Given task: Search the records for the word "JSON" and report each line that has it.

(Records from a collection of figures)
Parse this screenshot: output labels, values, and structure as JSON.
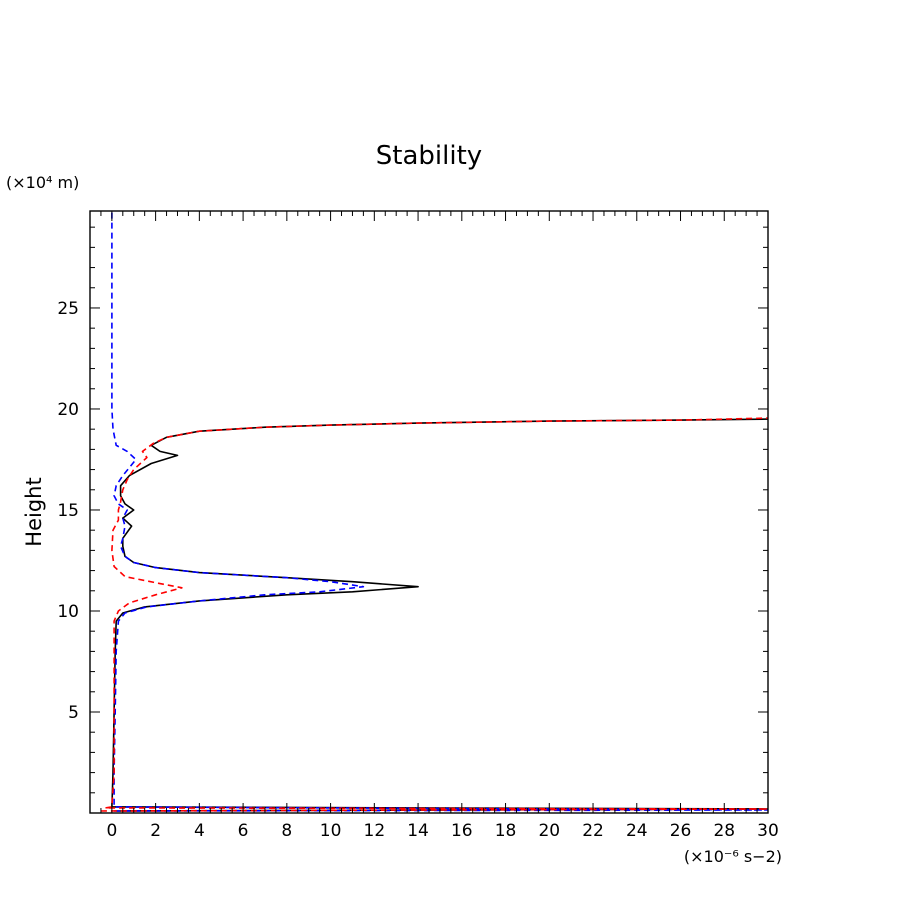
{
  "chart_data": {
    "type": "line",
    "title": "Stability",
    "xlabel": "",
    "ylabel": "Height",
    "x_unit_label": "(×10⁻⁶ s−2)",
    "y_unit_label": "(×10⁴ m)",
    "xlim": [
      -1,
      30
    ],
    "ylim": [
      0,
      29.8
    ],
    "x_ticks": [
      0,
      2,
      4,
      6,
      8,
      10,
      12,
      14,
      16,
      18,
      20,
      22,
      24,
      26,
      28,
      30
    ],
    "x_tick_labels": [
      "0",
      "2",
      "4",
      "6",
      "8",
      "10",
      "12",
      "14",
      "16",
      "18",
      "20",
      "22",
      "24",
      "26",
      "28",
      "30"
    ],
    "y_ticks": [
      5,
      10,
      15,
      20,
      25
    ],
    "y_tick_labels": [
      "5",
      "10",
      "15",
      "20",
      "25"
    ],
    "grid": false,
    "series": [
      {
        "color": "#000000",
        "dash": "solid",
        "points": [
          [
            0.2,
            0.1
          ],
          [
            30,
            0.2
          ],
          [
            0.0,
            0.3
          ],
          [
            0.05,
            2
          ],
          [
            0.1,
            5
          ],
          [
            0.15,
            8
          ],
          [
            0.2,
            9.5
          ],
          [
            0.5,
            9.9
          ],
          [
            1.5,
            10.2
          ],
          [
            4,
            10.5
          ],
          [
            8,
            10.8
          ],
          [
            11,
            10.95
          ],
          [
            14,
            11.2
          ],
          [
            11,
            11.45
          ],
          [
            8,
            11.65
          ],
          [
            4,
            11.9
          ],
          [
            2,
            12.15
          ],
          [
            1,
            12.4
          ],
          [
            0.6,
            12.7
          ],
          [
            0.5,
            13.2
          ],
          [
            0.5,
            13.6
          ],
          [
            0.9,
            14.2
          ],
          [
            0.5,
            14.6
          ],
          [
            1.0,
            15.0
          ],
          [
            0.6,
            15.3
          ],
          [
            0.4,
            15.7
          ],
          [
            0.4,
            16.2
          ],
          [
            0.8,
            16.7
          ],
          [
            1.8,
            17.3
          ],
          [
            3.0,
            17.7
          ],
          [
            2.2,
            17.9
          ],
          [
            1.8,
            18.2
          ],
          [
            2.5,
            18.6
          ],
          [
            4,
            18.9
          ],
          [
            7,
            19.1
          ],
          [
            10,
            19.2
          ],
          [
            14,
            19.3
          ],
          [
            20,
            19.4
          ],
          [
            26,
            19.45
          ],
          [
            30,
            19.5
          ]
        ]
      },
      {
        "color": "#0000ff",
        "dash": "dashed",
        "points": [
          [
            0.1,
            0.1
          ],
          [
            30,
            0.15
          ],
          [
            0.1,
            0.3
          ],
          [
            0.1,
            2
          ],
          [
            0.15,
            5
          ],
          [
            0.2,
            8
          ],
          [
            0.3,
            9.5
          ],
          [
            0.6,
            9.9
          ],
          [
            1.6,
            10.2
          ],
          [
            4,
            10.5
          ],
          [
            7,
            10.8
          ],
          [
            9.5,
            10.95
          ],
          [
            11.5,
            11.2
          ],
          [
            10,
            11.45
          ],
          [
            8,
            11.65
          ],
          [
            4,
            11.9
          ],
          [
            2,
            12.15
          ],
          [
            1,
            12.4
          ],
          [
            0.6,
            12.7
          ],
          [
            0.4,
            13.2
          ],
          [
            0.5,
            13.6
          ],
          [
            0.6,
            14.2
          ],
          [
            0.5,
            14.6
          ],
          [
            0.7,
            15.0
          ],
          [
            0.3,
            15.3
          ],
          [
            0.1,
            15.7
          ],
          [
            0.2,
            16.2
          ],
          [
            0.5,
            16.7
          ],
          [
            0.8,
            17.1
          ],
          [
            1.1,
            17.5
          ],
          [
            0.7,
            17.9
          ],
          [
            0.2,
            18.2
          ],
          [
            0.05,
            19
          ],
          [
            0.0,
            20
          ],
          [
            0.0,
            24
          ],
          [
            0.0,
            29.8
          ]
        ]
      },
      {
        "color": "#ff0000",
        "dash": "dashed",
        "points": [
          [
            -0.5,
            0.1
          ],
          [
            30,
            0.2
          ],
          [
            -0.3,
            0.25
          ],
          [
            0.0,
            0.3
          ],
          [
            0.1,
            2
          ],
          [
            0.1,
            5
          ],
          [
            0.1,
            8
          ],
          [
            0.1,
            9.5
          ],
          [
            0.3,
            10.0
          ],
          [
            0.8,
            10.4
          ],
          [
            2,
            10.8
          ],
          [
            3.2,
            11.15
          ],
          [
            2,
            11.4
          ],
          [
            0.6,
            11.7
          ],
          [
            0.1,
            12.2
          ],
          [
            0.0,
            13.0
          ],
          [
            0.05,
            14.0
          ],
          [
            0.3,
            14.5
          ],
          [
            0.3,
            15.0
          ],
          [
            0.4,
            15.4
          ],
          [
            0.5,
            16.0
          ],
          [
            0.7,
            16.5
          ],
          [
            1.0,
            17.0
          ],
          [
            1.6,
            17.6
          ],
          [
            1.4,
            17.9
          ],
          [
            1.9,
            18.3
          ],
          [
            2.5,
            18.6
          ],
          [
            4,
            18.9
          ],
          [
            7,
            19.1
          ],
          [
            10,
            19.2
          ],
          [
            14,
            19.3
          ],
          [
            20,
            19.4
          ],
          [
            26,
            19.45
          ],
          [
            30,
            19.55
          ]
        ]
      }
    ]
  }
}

==

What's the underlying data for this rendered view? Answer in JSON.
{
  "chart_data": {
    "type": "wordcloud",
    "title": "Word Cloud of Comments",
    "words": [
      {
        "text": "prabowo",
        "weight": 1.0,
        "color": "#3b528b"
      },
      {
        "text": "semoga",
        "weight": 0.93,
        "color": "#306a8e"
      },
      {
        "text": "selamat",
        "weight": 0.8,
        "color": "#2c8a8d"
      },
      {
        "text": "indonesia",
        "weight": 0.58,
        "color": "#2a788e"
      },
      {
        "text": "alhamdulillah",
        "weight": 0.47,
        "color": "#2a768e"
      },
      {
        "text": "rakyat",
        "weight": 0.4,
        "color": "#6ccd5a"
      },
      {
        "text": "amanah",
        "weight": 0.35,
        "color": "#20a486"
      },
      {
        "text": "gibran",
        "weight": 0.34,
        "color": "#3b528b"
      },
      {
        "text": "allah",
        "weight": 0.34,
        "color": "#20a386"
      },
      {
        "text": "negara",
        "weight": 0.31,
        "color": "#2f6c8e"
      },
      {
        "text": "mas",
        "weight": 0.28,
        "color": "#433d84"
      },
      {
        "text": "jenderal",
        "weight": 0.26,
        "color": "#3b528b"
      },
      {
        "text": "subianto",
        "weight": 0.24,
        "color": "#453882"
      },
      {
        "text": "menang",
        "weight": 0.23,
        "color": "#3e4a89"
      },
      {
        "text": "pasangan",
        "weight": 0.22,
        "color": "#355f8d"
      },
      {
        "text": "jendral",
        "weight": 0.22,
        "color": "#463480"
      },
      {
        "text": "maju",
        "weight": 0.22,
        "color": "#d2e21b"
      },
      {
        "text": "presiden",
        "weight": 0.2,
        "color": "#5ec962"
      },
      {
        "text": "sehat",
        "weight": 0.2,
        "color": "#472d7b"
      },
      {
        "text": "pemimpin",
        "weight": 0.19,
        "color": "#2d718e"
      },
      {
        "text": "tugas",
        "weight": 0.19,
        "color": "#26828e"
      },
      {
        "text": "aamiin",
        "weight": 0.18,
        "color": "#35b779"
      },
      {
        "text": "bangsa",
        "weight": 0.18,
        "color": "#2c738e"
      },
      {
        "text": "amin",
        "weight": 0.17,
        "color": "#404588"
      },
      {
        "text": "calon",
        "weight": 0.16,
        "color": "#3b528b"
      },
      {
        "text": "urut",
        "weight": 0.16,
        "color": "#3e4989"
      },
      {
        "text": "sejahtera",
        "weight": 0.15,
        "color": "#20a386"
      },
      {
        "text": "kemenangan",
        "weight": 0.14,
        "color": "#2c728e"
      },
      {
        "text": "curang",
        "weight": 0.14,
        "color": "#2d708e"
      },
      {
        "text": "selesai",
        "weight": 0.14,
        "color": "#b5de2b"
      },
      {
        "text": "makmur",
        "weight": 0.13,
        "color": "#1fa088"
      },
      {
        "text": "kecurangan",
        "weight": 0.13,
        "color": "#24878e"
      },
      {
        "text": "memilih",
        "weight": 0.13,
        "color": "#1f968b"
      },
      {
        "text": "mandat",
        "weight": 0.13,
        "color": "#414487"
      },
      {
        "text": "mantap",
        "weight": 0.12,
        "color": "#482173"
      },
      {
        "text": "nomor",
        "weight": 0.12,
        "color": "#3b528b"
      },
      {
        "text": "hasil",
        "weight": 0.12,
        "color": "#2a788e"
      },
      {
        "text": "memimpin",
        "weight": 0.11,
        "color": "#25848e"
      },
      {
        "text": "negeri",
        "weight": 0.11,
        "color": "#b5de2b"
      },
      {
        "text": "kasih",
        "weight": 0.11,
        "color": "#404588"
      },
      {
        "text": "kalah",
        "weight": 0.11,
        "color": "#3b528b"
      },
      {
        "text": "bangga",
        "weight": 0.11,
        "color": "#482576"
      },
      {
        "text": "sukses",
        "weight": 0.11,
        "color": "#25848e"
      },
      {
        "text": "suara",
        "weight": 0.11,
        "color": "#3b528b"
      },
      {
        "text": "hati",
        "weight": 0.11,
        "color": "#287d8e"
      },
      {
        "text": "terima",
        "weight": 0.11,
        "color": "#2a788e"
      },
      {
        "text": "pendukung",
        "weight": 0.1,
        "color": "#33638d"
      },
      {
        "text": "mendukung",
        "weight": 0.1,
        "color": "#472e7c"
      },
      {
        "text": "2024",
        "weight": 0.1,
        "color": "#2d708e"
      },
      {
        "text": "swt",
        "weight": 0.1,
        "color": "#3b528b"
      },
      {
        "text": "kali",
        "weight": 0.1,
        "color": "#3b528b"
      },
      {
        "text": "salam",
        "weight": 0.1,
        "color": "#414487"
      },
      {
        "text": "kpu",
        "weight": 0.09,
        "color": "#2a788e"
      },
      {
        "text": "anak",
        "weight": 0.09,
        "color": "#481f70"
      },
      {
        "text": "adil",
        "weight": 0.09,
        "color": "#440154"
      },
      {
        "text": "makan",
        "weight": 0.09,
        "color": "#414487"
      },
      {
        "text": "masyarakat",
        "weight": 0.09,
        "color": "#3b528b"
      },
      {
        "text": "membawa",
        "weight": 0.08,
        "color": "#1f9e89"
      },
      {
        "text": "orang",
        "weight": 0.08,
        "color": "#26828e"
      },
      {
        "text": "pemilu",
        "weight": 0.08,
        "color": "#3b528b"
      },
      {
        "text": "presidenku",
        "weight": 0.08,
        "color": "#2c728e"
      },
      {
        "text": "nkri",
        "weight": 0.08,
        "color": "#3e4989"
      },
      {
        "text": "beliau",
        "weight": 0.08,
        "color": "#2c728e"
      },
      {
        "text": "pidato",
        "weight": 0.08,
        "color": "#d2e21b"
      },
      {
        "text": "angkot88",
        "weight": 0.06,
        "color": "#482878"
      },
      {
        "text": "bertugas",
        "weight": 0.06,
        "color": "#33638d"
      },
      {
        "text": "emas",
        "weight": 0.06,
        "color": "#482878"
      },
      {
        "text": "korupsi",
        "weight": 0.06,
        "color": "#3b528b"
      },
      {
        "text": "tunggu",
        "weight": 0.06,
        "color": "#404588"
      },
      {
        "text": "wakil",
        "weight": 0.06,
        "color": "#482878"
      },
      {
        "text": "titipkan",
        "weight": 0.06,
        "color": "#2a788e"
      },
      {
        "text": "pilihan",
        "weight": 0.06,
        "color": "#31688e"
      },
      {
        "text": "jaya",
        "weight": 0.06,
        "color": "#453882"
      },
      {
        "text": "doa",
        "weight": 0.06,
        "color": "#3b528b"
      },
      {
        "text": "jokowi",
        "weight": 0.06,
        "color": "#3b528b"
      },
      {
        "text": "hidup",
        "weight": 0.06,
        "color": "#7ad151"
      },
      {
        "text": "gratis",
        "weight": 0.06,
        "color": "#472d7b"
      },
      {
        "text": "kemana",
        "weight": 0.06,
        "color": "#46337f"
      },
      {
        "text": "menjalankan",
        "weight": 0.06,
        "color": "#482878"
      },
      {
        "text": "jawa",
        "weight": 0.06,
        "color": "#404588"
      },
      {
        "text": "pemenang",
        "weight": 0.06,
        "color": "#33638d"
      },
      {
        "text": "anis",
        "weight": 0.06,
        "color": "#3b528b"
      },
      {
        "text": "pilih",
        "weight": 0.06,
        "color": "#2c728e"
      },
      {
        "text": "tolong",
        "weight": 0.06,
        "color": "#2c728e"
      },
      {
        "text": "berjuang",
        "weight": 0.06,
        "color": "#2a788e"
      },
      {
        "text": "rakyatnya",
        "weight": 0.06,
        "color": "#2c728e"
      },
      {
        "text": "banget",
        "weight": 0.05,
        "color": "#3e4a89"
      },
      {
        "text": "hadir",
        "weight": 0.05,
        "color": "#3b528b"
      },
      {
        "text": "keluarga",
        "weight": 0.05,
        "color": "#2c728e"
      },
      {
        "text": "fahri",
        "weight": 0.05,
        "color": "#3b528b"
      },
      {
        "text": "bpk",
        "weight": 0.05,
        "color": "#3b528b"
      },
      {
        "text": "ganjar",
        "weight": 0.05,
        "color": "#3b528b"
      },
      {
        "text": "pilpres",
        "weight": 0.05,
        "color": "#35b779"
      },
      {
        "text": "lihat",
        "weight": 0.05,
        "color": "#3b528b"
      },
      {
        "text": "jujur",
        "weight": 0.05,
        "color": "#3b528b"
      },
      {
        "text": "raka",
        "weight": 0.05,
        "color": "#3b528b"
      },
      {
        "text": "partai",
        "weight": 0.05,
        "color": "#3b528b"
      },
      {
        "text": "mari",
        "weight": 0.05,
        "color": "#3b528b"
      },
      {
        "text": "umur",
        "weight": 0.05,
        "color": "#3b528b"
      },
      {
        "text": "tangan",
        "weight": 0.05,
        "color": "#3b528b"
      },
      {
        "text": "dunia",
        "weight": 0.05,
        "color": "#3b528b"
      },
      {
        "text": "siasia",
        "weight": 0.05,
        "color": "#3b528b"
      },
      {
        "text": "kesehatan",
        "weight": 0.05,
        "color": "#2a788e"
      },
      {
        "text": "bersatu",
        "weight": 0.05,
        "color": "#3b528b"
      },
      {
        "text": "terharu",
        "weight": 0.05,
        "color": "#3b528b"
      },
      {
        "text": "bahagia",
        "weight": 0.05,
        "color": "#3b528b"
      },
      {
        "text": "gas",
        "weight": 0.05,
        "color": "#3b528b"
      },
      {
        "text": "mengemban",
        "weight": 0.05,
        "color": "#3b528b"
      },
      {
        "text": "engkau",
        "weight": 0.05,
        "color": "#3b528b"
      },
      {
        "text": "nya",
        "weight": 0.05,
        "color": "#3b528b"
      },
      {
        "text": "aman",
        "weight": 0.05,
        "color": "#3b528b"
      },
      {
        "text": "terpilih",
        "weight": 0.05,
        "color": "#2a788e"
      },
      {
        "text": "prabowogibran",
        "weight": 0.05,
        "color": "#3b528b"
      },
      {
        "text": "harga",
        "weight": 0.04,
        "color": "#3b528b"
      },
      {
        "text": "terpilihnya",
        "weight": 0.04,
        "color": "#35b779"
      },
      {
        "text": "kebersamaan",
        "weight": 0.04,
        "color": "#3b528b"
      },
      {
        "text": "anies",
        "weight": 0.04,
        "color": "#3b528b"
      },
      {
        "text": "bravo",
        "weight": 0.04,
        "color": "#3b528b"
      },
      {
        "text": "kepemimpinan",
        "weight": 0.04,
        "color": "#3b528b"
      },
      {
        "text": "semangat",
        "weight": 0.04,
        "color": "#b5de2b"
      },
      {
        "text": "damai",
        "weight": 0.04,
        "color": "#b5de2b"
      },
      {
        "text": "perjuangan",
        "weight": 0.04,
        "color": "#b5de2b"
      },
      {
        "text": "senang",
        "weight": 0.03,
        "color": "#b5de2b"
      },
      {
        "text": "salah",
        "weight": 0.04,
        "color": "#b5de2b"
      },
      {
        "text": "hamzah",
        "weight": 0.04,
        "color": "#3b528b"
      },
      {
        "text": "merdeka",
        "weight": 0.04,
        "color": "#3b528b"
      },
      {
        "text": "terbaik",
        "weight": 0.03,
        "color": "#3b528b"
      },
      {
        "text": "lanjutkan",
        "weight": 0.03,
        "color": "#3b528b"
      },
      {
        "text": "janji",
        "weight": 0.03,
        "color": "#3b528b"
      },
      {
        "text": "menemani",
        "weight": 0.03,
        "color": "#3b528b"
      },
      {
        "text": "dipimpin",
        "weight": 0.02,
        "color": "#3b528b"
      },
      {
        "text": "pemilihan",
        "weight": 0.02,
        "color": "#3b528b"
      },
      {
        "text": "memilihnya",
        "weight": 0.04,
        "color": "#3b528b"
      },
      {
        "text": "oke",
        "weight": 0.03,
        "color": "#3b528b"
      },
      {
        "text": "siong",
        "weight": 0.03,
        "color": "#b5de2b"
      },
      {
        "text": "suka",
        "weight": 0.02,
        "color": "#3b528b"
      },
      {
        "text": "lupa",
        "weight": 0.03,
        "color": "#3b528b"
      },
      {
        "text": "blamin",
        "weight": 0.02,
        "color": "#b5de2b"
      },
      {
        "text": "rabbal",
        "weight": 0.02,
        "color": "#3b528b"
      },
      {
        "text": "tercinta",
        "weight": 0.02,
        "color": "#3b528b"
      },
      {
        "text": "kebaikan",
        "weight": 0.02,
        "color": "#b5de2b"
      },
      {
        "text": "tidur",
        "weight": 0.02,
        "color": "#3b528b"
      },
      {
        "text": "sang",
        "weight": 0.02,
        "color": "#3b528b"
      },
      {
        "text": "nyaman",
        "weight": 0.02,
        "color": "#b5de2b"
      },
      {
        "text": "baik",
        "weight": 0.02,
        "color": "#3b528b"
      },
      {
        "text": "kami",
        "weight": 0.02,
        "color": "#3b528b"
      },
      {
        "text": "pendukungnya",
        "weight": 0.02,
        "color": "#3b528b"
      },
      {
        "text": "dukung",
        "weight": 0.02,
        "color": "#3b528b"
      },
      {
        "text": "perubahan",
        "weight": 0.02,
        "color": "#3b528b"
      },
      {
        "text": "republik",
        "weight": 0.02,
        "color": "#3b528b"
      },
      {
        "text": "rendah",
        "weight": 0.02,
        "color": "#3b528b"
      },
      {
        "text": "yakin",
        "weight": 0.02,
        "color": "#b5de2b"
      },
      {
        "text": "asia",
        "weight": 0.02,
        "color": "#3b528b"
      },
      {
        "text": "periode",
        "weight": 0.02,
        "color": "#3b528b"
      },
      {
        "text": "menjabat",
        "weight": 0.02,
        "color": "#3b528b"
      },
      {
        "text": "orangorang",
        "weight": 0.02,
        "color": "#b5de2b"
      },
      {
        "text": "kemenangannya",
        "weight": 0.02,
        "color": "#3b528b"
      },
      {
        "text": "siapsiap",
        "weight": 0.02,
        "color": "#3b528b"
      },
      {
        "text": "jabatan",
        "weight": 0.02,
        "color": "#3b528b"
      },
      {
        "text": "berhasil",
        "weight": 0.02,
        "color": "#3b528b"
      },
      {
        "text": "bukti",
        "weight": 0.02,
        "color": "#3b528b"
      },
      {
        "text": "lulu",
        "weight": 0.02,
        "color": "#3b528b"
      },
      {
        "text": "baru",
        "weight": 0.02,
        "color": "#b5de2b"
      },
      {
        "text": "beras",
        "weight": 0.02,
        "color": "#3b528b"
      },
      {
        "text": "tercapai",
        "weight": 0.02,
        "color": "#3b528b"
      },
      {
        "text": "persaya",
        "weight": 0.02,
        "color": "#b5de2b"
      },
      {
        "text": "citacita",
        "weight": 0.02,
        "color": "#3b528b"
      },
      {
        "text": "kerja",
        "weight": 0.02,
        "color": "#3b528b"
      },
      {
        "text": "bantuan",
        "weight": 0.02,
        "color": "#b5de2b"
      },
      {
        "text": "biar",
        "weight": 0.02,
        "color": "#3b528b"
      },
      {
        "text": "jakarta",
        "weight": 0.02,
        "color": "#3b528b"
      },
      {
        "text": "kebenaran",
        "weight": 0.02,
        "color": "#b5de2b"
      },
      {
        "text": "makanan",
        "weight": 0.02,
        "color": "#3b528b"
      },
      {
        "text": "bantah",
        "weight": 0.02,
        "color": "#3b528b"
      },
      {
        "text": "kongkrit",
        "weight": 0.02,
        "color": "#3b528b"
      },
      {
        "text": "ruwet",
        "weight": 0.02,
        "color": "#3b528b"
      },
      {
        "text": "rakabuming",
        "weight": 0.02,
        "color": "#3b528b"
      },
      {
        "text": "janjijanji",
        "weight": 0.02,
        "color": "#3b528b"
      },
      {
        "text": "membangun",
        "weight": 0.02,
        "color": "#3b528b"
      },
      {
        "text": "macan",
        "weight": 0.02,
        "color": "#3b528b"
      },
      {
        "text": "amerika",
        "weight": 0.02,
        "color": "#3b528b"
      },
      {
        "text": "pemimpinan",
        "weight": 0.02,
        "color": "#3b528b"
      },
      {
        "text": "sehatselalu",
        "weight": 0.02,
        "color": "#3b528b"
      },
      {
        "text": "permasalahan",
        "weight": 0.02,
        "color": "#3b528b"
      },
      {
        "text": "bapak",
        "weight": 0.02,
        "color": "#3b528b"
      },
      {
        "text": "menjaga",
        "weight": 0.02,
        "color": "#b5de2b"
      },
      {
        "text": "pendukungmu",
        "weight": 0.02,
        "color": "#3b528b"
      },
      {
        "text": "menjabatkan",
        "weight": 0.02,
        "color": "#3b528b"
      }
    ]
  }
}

Answer for the task:
Parse this screenshot: output labels, values, and structure as JSON.
What's the underlying data for this rendered view? Answer in JSON.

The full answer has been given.